- WRITTEN REQUEST -
Copy the listing below in full and skip every picture.

=== RECORDS PROVIDED ===

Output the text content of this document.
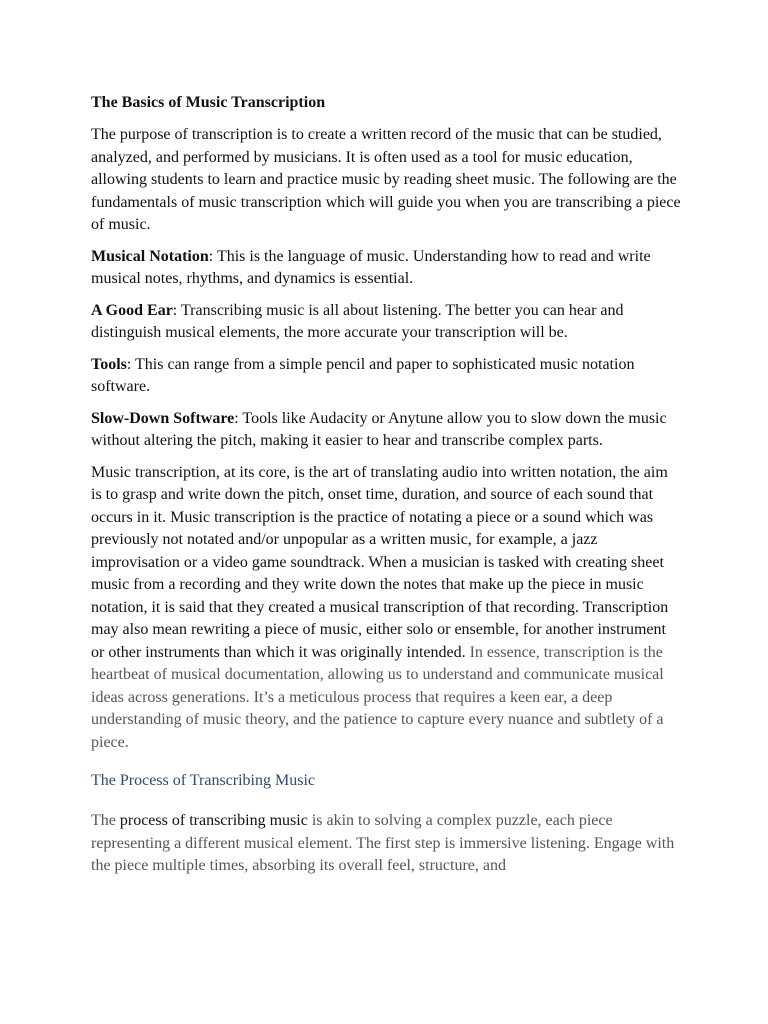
The Basics of Music Transcription

The purpose of transcription is to create a written record of the music that can be studied, analyzed, and performed by musicians. It is often used as a tool for music education, allowing students to learn and practice music by reading sheet music. The following are the fundamentals of music transcription which will guide you when you are transcribing a piece of music.

Musical Notation: This is the language of music. Understanding how to read and write musical notes, rhythms, and dynamics is essential.

A Good Ear: Transcribing music is all about listening. The better you can hear and distinguish musical elements, the more accurate your transcription will be.

Tools: This can range from a simple pencil and paper to sophisticated music notation software.

Slow-Down Software: Tools like Audacity or Anytune allow you to slow down the music without altering the pitch, making it easier to hear and transcribe complex parts.

Music transcription, at its core, is the art of translating audio into written notation, the aim is to grasp and write down the pitch, onset time, duration, and source of each sound that occurs in it. Music transcription is the practice of notating a piece or a sound which was previously not notated and/or unpopular as a written music, for example, a jazz improvisation or a video game soundtrack. When a musician is tasked with creating sheet music from a recording and they write down the notes that make up the piece in music notation, it is said that they created a musical transcription of that recording. Transcription may also mean rewriting a piece of music, either solo or ensemble, for another instrument or other instruments than which it was originally intended. In essence, transcription is the heartbeat of musical documentation, allowing us to understand and communicate musical ideas across generations. It’s a meticulous process that requires a keen ear, a deep understanding of music theory, and the patience to capture every nuance and subtlety of a piece.

The Process of Transcribing Music

The process of transcribing music is akin to solving a complex puzzle, each piece representing a different musical element. The first step is immersive listening. Engage with the piece multiple times, absorbing its overall feel, structure, and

===

- FINAL RESULT -
Output the text content of this document.
The Basics of Music Transcription

The purpose of transcription is to create a written record of the music that can be studied, analyzed, and performed by musicians. It is often used as a tool for music education, allowing students to learn and practice music by reading sheet music. The following are the fundamentals of music transcription which will guide you when you are transcribing a piece of music.

Musical Notation: This is the language of music. Understanding how to read and write musical notes, rhythms, and dynamics is essential.

A Good Ear: Transcribing music is all about listening. The better you can hear and distinguish musical elements, the more accurate your transcription will be.

Tools: This can range from a simple pencil and paper to sophisticated music notation software.

Slow-Down Software: Tools like Audacity or Anytune allow you to slow down the music without altering the pitch, making it easier to hear and transcribe complex parts.

Music transcription, at its core, is the art of translating audio into written notation, the aim is to grasp and write down the pitch, onset time, duration, and source of each sound that occurs in it. Music transcription is the practice of notating a piece or a sound which was previously not notated and/or unpopular as a written music, for example, a jazz improvisation or a video game soundtrack. When a musician is tasked with creating sheet music from a recording and they write down the notes that make up the piece in music notation, it is said that they created a musical transcription of that recording. Transcription may also mean rewriting a piece of music, either solo or ensemble, for another instrument or other instruments than which it was originally intended. In essence, transcription is the heartbeat of musical documentation, allowing us to understand and communicate musical ideas across generations. It’s a meticulous process that requires a keen ear, a deep understanding of music theory, and the patience to capture every nuance and subtlety of a piece.

The Process of Transcribing Music

The process of transcribing music is akin to solving a complex puzzle, each piece representing a different musical element. The first step is immersive listening. Engage with the piece multiple times, absorbing its overall feel, structure, and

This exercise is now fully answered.